### [Exercise]
Show each line from the listing that includes the word "literary".

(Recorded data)

_ _ _

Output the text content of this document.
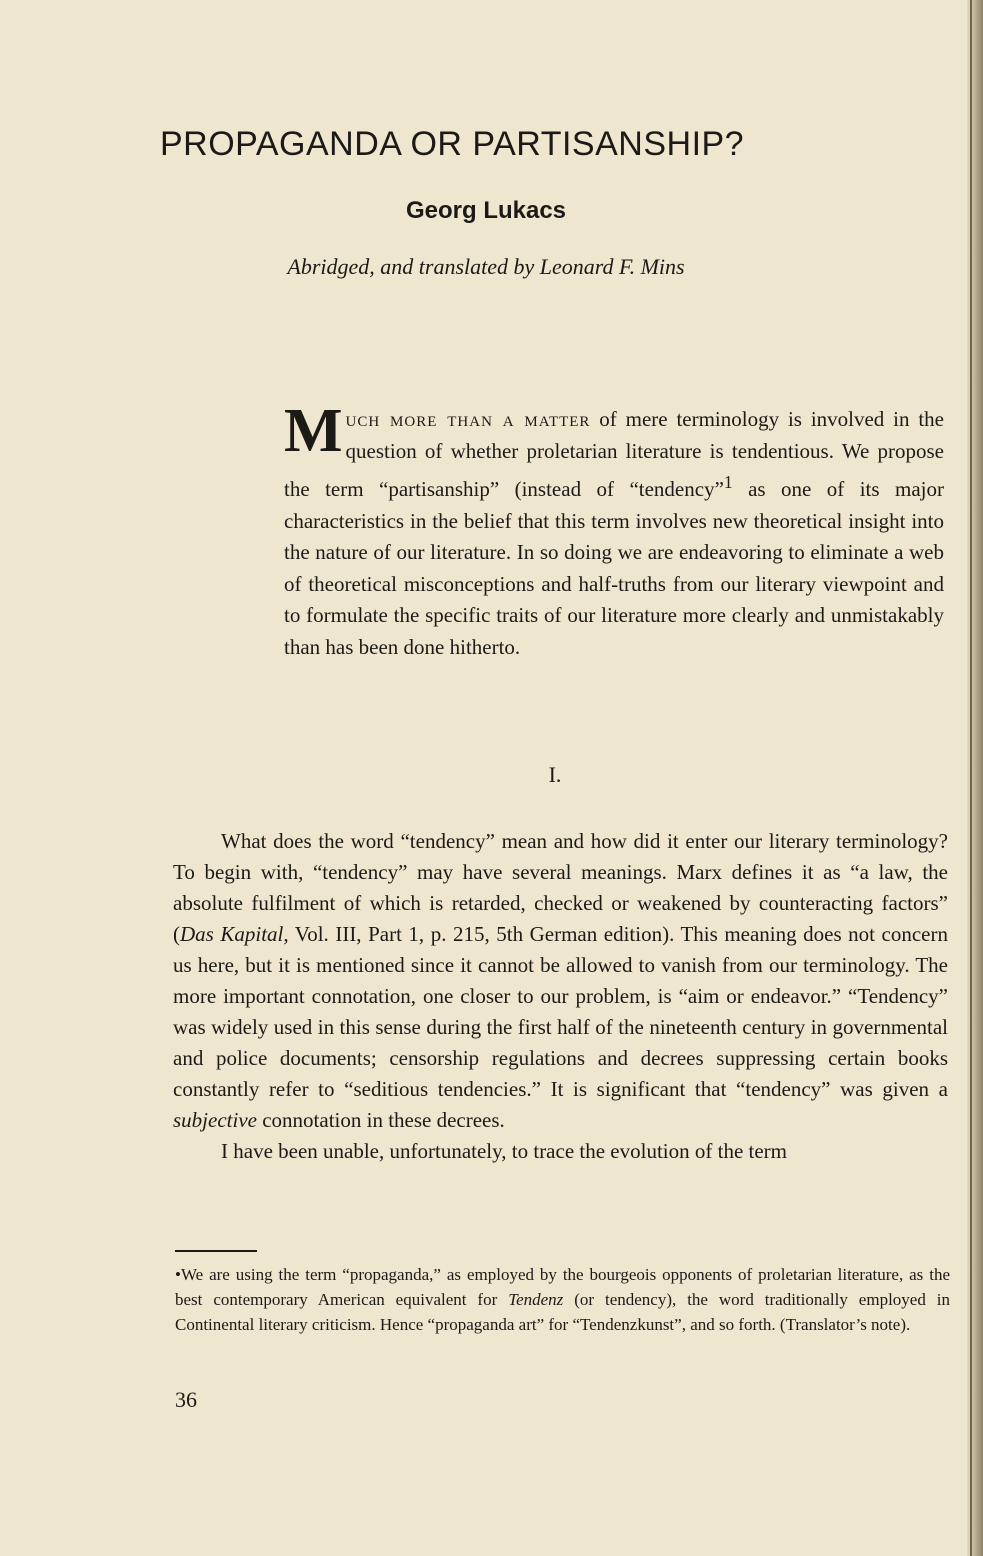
PROPAGANDA OR PARTISANSHIP?
Georg Lukacs

Abridged, and translated by Leonard F. Mins

Much more than a matter of mere terminology is involved in the question of whether proletarian literature is tendentious. We propose the term “partisanship” (instead of “tendency”$^1$ as one of its major characteristics in the belief that this term involves new theoretical insight into the nature of our literature. In so doing we are endeavoring to eliminate a web of theoretical misconceptions and half-truths from our literary viewpoint and to formulate the specific traits of our literature more clearly and unmistakably than has been done hitherto.

I.

What does the word “tendency” mean and how did it enter our literary terminology? To begin with, “tendency” may have several meanings. Marx defines it as “a law, the absolute fulfilment of which is retarded, checked or weakened by counteracting factors” (Das Kapital, Vol. III, Part 1, p. 215, 5th German edition). This meaning does not concern us here, but it is mentioned since it cannot be allowed to vanish from our terminology. The more important connotation, one closer to our problem, is “aim or endeavor.” “Tendency” was widely used in this sense during the first half of the nineteenth century in governmental and police documents; censorship regulations and decrees suppressing certain books constantly refer to “seditious tendencies.” It is significant that “tendency” was given a subjective connotation in these decrees.

I have been unable, unfortunately, to trace the evolution of the term

•We are using the term “propaganda,” as employed by the bourgeois opponents of proletarian literature, as the best contemporary American equivalent for Tendenz (or tendency), the word traditionally employed in Continental literary criticism. Hence “propaganda art” for “Tendenzkunst”, and so forth. (Translator’s note).

36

_ _ _

### [Output for this task]
Much more than a matter of mere terminology is involved in the question of whether proletarian literature is tendentious. We propose the term “partisanship” (instead of “tendency”$^1$ as one of its major characteristics in the belief that this term involves new theoretical insight into the nature of our literature. In so doing we are endeavoring to eliminate a web of theoretical misconceptions and half-truths from our literary viewpoint and to formulate the specific traits of our literature more clearly and unmistakably than has been done hitherto.
What does the word “tendency” mean and how did it enter our literary terminology? To begin with, “tendency” may have several meanings. Marx defines it as “a law, the absolute fulfilment of which is retarded, checked or weakened by counteracting factors” (Das Kapital, Vol. III, Part 1, p. 215, 5th German edition). This meaning does not concern us here, but it is mentioned since it cannot be allowed to vanish from our terminology. The more important connotation, one closer to our problem, is “aim or endeavor.” “Tendency” was widely used in this sense during the first half of the nineteenth century in governmental and police documents; censorship regulations and decrees suppressing certain books constantly refer to “seditious tendencies.” It is significant that “tendency” was given a subjective connotation in these decrees.
•We are using the term “propaganda,” as employed by the bourgeois opponents of proletarian literature, as the best contemporary American equivalent for Tendenz (or tendency), the word traditionally employed in Continental literary criticism. Hence “propaganda art” for “Tendenzkunst”, and so forth. (Translator’s note).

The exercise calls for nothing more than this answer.